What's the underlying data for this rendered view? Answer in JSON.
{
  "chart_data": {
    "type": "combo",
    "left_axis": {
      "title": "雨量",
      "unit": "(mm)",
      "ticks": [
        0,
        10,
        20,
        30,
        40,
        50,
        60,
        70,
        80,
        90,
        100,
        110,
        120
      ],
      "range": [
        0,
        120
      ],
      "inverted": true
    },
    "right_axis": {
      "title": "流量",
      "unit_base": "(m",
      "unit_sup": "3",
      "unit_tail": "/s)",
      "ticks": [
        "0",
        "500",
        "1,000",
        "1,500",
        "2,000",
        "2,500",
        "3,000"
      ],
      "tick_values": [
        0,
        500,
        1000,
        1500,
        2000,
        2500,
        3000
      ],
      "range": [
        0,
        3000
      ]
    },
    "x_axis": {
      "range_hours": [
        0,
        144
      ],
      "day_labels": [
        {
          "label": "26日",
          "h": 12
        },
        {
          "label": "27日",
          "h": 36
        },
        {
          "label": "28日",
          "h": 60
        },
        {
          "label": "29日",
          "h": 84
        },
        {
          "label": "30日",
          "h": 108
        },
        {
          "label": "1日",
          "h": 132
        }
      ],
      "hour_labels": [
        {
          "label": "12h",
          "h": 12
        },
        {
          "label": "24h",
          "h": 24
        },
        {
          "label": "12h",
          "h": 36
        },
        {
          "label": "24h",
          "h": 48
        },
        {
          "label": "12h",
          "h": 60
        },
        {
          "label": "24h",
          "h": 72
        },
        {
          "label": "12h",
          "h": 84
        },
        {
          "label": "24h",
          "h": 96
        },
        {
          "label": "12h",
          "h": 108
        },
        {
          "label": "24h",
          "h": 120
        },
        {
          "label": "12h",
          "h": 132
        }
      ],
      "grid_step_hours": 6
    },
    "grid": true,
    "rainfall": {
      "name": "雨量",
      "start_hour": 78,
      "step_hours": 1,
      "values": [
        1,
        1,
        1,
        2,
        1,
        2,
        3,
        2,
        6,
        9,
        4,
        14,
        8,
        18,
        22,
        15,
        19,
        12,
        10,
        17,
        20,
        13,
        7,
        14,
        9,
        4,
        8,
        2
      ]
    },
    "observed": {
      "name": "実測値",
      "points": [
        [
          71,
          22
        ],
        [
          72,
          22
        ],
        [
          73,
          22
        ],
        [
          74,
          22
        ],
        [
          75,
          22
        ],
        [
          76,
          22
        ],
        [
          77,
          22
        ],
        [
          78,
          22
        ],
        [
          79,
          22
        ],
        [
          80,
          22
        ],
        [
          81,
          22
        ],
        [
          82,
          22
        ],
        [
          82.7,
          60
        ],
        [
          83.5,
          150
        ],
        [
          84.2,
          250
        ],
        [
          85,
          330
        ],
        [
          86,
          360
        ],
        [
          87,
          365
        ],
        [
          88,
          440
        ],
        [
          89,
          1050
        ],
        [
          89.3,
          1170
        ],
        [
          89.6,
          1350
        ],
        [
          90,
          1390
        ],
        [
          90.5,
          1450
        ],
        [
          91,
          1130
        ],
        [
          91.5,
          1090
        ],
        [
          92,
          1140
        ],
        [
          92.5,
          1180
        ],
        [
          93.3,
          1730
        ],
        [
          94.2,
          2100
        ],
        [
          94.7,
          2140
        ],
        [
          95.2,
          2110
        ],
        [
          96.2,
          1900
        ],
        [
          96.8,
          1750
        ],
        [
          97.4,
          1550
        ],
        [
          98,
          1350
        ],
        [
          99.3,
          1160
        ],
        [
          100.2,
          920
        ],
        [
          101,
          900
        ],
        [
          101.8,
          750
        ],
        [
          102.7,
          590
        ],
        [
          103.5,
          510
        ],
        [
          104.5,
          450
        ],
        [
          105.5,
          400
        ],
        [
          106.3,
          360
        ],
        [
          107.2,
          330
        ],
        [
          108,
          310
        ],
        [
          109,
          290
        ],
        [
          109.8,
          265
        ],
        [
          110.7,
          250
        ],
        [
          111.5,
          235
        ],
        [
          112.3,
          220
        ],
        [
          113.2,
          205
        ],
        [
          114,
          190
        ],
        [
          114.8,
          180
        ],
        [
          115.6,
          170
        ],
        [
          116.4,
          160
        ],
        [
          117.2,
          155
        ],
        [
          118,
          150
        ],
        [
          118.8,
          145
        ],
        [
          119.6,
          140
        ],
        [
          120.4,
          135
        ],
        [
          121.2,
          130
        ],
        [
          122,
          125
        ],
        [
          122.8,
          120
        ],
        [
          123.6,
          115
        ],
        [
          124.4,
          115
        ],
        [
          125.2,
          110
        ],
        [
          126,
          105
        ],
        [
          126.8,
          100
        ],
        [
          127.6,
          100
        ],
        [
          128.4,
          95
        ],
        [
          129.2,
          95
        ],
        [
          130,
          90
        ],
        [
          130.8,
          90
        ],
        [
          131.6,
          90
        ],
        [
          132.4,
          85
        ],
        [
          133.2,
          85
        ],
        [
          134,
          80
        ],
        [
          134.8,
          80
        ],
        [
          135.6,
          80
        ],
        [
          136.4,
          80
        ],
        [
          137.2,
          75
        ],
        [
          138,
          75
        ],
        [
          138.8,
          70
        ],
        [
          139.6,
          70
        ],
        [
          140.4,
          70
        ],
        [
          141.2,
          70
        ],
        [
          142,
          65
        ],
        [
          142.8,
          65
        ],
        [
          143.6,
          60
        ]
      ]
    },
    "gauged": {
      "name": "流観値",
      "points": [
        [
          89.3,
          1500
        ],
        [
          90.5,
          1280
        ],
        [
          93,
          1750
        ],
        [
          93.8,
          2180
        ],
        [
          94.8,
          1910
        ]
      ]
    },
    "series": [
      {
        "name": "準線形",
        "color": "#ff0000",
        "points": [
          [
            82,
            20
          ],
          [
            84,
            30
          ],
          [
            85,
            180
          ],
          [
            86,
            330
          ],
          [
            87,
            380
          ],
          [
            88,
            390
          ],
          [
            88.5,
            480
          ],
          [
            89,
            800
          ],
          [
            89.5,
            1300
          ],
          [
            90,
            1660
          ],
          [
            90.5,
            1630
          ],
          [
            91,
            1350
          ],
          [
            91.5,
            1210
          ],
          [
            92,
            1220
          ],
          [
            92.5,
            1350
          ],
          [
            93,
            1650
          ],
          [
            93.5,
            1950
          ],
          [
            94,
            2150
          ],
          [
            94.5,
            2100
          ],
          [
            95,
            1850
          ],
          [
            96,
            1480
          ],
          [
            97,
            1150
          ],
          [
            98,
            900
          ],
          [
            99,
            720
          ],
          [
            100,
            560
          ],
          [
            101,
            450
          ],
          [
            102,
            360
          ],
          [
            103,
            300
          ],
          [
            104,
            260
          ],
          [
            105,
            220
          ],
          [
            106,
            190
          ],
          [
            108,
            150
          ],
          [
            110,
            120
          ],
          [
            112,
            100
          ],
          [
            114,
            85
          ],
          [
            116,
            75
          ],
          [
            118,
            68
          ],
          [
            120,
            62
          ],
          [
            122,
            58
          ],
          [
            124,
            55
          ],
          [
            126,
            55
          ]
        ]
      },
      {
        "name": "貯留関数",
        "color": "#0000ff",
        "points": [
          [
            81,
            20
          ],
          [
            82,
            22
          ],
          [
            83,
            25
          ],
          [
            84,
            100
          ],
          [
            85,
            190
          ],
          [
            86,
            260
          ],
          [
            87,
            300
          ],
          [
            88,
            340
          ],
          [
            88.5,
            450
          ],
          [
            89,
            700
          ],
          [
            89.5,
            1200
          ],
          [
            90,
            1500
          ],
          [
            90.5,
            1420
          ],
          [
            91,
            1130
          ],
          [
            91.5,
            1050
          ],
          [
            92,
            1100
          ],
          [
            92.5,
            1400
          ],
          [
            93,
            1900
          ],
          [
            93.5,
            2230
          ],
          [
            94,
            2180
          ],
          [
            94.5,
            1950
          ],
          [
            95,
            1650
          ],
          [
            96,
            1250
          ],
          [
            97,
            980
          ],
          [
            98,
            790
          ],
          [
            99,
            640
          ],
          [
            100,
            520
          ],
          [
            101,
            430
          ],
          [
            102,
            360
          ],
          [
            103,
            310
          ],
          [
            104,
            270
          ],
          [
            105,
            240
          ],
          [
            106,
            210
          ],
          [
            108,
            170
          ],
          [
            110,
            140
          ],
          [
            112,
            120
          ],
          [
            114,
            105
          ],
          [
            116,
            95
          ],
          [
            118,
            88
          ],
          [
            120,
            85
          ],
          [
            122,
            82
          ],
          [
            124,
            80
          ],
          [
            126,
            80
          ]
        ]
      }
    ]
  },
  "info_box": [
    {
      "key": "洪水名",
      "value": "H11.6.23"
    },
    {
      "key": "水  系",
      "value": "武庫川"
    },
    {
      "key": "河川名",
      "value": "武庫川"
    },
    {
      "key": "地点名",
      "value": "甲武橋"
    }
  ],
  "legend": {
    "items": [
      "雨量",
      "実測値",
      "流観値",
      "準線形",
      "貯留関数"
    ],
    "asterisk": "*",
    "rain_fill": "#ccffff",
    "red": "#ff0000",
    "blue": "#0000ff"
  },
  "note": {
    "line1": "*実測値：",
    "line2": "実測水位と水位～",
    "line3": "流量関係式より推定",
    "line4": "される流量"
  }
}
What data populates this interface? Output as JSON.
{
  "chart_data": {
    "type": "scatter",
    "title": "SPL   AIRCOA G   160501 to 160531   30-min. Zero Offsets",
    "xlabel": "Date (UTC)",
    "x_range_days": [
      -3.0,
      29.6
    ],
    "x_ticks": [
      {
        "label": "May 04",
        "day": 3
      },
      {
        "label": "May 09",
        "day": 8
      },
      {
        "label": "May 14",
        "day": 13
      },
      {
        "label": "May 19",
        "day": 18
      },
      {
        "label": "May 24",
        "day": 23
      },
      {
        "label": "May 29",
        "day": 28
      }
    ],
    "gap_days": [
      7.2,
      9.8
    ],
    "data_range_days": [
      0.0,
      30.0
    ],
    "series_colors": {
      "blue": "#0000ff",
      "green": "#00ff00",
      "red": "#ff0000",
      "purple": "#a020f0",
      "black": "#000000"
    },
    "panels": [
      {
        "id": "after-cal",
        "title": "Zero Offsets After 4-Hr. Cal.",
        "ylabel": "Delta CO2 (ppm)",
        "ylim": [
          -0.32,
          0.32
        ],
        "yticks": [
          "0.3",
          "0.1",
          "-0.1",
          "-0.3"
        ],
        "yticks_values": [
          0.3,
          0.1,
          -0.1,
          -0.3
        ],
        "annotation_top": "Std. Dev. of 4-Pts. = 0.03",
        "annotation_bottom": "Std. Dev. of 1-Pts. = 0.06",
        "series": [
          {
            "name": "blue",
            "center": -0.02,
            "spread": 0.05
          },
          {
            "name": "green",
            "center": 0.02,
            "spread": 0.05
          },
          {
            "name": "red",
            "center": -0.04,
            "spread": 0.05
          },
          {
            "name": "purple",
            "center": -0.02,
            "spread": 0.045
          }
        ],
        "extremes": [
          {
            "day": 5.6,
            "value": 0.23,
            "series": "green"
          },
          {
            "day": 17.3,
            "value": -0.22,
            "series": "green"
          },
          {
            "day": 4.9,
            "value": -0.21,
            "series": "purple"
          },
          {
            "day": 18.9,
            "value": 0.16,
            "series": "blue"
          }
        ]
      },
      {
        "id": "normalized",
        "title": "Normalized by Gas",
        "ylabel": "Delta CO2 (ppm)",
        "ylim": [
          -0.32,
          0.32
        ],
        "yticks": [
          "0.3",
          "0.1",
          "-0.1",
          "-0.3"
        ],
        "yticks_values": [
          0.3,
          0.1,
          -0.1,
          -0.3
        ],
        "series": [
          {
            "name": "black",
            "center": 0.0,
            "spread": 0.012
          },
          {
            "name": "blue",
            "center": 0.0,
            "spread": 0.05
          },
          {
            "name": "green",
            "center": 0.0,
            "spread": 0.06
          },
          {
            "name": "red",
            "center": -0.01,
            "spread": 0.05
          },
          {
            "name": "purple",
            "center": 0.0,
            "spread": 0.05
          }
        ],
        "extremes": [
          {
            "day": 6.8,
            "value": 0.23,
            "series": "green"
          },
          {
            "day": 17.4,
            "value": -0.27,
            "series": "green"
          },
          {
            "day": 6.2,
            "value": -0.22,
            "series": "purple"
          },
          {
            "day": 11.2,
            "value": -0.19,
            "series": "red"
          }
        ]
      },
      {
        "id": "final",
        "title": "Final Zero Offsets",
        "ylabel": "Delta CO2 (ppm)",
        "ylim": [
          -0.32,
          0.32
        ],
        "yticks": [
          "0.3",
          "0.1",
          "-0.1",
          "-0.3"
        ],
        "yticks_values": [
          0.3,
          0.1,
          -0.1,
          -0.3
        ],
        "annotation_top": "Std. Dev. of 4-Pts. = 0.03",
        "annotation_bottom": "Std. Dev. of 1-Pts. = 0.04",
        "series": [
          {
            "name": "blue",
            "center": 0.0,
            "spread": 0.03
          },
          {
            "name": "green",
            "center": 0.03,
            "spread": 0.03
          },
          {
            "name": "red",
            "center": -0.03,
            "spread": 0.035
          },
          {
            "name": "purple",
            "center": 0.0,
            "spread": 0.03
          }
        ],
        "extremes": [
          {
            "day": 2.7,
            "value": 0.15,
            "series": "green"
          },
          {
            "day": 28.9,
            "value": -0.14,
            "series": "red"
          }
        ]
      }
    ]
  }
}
--
What to produce:
Check each line of the records for "JSON" and copy the ones that contain it.

The solution:
What's the underlying data for this rendered view? Answer in JSON.
What data populates this interface? Output as JSON.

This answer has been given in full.